* **What needs to be done**
Copy the lines of the data verbatim, starting at the line that contains "y-axis-label: iBLK bbox=[26, 228, 41, 257]" and ending at the line that contains "data-point bbox=[122, 392, 126, 395]", with both of those lines included.

[Image region annotations]

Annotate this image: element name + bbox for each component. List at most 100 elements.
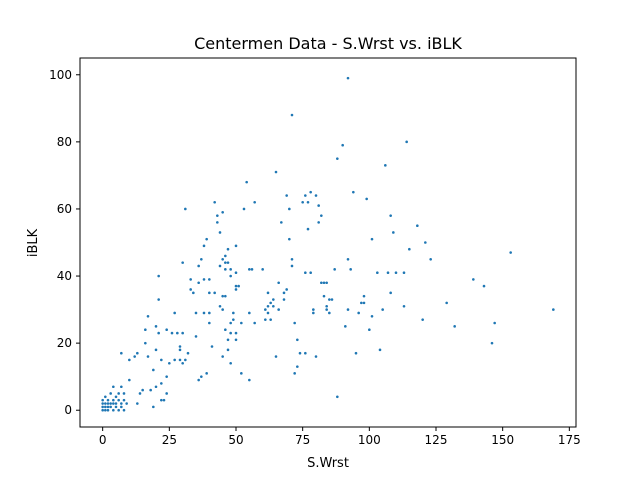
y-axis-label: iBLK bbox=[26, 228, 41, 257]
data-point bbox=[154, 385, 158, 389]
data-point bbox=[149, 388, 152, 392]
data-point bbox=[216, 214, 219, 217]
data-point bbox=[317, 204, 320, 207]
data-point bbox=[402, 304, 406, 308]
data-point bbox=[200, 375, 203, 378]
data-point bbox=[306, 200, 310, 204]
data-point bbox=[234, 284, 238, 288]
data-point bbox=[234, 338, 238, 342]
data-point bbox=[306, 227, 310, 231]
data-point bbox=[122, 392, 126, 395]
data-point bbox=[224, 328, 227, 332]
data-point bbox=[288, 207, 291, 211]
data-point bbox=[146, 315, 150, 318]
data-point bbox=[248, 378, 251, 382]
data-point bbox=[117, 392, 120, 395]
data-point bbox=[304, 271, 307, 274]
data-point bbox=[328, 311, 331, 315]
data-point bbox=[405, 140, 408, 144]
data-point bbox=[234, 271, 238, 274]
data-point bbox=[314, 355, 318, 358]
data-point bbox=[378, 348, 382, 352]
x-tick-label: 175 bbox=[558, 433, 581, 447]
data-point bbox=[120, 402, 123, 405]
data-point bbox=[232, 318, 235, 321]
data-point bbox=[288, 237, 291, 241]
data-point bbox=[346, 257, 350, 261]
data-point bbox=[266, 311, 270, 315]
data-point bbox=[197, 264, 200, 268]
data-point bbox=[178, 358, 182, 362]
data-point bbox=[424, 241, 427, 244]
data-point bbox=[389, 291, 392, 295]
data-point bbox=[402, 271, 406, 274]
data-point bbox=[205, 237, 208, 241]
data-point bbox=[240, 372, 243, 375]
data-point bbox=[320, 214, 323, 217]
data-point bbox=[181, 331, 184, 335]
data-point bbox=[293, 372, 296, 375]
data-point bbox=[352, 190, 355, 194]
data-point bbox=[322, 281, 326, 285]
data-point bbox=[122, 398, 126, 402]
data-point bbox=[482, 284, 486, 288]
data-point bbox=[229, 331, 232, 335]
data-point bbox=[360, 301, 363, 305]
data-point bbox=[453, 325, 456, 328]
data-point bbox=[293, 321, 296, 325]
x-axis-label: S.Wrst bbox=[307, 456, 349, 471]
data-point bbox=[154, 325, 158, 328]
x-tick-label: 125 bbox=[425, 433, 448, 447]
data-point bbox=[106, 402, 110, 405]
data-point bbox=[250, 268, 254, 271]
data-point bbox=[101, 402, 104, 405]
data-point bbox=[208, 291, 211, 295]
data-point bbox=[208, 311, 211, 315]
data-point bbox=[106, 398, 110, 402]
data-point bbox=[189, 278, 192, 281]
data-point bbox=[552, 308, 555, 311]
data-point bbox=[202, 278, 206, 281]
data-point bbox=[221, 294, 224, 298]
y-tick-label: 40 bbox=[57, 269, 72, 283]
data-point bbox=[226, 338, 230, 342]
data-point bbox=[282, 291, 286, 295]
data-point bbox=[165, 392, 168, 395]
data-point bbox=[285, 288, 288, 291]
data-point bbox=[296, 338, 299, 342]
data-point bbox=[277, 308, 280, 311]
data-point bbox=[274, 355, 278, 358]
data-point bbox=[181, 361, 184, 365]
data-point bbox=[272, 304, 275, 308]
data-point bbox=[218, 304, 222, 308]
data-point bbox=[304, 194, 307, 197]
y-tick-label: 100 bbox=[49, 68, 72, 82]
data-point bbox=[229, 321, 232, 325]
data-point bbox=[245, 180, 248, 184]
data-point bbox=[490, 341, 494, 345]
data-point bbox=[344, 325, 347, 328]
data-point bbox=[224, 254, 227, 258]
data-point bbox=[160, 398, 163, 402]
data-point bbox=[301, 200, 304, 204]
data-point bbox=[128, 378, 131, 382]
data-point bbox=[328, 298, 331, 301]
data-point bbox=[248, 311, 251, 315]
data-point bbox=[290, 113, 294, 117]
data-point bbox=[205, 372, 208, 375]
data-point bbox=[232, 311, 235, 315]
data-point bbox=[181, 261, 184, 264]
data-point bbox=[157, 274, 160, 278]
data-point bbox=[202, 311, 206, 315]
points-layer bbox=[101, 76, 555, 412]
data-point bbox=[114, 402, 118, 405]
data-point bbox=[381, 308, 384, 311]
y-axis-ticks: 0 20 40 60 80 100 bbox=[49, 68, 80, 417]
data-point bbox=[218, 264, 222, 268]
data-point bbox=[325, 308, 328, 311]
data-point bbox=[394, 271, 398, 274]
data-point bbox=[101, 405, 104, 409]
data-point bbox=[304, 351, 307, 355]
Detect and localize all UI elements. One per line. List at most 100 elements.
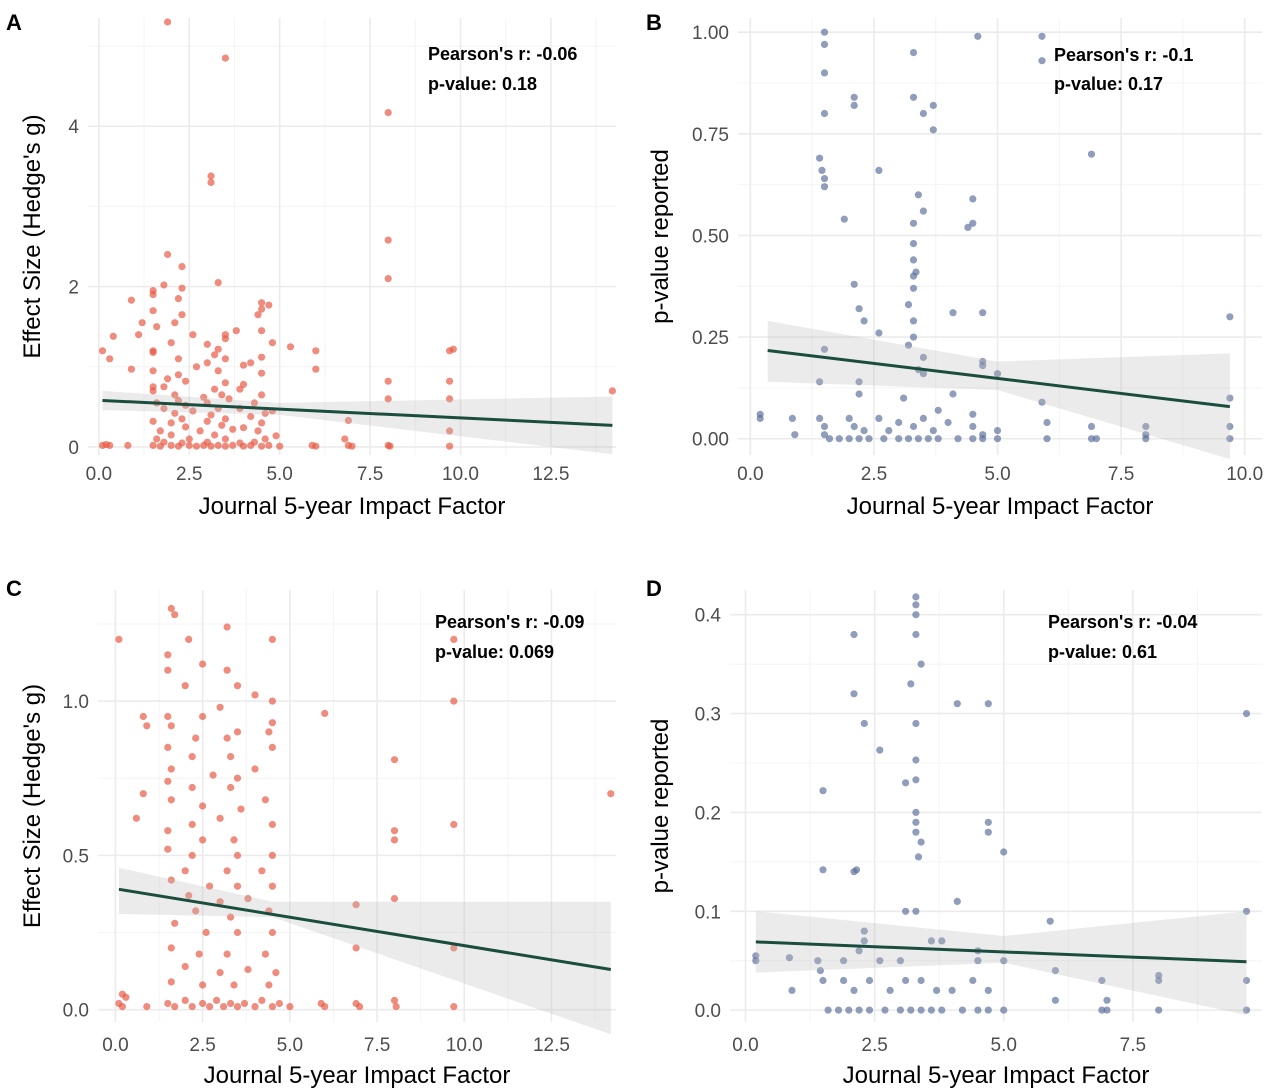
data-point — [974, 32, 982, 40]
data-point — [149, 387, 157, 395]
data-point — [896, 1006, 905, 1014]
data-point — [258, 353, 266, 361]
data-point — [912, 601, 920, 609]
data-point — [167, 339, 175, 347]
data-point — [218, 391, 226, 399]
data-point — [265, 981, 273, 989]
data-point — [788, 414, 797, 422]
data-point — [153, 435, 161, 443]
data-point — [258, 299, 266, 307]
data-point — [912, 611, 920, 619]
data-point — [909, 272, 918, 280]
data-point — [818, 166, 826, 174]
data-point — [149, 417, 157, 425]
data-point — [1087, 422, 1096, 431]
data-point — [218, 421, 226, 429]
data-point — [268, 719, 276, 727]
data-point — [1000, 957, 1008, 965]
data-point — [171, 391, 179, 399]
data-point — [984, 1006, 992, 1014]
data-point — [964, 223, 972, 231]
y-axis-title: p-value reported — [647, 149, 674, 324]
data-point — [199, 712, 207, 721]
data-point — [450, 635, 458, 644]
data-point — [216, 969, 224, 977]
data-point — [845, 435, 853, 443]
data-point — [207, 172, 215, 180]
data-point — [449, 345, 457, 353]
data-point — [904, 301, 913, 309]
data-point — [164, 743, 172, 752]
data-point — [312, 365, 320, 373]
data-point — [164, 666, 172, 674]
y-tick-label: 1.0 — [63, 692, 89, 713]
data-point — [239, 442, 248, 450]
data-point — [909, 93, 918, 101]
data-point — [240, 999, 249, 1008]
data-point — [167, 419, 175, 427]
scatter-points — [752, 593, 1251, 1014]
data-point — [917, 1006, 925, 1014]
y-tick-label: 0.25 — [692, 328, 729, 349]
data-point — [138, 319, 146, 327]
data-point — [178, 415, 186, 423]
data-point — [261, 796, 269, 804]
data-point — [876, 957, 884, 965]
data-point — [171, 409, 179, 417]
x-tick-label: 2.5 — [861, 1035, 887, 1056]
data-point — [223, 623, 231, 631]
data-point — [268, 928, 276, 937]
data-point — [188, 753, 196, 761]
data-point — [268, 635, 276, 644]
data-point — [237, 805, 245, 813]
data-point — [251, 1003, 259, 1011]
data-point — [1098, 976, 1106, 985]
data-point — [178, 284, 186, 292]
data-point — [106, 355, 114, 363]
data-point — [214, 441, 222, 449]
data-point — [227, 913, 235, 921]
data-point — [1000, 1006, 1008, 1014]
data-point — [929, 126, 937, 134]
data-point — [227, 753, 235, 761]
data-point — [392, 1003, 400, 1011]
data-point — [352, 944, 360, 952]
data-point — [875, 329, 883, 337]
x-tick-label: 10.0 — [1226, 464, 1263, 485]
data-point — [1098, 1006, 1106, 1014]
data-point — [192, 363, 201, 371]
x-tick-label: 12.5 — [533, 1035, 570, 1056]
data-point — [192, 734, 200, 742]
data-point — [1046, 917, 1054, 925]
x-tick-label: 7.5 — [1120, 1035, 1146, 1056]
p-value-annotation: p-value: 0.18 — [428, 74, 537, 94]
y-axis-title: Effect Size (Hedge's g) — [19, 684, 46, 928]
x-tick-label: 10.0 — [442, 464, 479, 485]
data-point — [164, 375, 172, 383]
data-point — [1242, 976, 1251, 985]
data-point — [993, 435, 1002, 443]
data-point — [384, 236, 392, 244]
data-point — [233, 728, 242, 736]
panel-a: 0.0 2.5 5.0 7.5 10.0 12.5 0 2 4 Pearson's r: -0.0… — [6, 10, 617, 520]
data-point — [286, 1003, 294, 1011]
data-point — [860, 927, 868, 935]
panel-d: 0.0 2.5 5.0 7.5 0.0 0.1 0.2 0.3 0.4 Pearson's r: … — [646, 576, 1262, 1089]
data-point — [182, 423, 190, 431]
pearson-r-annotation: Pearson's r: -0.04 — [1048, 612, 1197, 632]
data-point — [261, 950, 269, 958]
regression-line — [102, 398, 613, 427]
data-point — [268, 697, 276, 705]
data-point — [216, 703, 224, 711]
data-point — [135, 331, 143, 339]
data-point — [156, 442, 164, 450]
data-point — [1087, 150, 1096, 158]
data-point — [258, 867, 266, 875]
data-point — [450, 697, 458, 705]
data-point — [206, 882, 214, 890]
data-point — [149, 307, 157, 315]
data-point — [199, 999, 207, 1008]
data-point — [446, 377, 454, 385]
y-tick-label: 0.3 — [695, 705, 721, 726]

* **The completed task**
y-axis-label: iBLK bbox=[26, 228, 41, 257]
data-point bbox=[154, 385, 158, 389]
data-point bbox=[149, 388, 152, 392]
data-point bbox=[216, 214, 219, 217]
data-point bbox=[317, 204, 320, 207]
data-point bbox=[402, 304, 406, 308]
data-point bbox=[200, 375, 203, 378]
data-point bbox=[306, 200, 310, 204]
data-point bbox=[234, 284, 238, 288]
data-point bbox=[234, 338, 238, 342]
data-point bbox=[306, 227, 310, 231]
data-point bbox=[122, 392, 126, 395]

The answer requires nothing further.